▶ _The exercise_
Copy out every line that contains "BUYS".

▶ _Data for this task_

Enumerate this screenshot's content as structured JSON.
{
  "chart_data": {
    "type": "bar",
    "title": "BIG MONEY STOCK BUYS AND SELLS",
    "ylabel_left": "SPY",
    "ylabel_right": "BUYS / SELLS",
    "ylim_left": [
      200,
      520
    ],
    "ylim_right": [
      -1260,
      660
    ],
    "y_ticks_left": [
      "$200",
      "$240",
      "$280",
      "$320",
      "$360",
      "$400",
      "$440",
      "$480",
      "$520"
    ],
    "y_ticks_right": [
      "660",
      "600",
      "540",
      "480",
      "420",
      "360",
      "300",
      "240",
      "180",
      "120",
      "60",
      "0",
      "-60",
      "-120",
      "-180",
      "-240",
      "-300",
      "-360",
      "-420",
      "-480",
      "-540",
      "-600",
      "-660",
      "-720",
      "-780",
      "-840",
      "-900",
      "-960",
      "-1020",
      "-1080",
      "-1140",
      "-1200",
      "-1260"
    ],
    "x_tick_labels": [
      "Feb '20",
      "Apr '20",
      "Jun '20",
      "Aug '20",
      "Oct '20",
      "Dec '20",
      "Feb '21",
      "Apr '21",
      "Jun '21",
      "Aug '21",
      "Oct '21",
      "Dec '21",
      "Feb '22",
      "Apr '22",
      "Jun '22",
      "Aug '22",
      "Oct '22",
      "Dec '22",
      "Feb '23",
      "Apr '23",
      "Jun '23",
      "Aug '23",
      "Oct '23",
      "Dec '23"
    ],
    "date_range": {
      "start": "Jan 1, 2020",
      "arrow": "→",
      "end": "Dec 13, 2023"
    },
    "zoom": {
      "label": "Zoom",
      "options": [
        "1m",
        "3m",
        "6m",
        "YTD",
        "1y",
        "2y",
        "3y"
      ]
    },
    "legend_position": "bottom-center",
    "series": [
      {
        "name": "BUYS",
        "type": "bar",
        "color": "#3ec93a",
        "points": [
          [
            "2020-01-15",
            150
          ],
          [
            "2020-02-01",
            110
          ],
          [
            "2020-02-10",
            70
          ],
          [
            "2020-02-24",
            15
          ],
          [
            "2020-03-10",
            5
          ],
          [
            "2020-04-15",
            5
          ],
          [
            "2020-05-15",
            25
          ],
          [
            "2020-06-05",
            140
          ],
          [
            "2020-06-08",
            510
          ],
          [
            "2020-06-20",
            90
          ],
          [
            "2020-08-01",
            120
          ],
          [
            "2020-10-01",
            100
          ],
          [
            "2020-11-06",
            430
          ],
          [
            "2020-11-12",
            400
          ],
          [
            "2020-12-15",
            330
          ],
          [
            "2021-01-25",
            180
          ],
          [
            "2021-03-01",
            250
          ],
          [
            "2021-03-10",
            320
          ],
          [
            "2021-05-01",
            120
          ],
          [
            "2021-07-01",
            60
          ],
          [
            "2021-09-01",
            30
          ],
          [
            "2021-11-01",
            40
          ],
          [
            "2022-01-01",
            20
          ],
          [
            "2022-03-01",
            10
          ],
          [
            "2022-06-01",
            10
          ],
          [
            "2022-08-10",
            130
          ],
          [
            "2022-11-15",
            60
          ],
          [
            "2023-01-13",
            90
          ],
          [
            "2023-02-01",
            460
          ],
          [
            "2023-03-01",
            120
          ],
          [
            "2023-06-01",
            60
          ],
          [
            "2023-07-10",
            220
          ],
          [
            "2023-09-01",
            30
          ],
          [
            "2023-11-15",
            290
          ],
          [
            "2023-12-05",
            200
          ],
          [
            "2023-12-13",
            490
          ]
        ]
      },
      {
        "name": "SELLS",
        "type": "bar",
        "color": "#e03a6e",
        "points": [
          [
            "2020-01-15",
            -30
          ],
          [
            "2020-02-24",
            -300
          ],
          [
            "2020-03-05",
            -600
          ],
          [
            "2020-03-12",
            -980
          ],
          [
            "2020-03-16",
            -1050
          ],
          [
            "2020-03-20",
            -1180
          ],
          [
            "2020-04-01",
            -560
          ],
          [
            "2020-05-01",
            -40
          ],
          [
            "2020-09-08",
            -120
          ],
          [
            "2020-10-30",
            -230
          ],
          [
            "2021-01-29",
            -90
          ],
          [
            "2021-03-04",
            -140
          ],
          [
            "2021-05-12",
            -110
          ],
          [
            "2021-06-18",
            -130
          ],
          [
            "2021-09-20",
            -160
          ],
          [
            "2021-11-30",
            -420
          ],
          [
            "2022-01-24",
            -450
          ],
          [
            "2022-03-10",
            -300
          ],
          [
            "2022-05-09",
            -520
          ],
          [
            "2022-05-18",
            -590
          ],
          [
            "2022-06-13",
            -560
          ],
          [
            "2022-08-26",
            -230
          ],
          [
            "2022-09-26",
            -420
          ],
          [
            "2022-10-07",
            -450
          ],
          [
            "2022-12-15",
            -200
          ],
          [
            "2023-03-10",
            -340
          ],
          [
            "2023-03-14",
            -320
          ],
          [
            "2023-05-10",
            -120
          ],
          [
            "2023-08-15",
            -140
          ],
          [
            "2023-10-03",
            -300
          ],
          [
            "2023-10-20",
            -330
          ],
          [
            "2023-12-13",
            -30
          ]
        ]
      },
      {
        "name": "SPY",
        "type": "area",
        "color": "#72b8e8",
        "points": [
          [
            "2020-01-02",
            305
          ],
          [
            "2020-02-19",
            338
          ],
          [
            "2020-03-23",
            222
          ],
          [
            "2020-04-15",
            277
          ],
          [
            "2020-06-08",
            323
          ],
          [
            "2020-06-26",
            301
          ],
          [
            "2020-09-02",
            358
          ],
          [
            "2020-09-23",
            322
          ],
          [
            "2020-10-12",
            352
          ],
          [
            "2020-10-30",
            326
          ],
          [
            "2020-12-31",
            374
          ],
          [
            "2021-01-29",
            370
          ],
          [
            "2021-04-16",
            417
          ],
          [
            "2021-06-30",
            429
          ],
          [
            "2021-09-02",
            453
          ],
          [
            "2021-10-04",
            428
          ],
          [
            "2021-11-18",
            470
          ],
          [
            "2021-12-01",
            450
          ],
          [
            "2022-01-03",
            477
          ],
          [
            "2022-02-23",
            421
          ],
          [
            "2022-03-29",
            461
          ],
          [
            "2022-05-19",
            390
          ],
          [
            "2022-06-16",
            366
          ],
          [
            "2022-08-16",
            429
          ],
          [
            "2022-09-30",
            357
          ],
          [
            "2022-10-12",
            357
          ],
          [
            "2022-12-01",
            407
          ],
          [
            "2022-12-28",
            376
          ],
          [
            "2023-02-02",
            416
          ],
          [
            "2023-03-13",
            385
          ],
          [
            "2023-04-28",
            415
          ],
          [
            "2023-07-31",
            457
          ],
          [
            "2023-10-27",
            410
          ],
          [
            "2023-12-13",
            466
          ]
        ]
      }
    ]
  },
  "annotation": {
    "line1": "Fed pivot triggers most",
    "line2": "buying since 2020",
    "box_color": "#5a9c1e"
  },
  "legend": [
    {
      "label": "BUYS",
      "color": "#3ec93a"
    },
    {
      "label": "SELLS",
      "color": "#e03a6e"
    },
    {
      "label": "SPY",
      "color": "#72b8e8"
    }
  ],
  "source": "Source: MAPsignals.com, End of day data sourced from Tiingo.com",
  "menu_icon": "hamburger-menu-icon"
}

▶ _Written answer_
    "title": "BIG MONEY STOCK BUYS AND SELLS",
    "ylabel_right": "BUYS / SELLS",
        "name": "BUYS",
      "label": "BUYS",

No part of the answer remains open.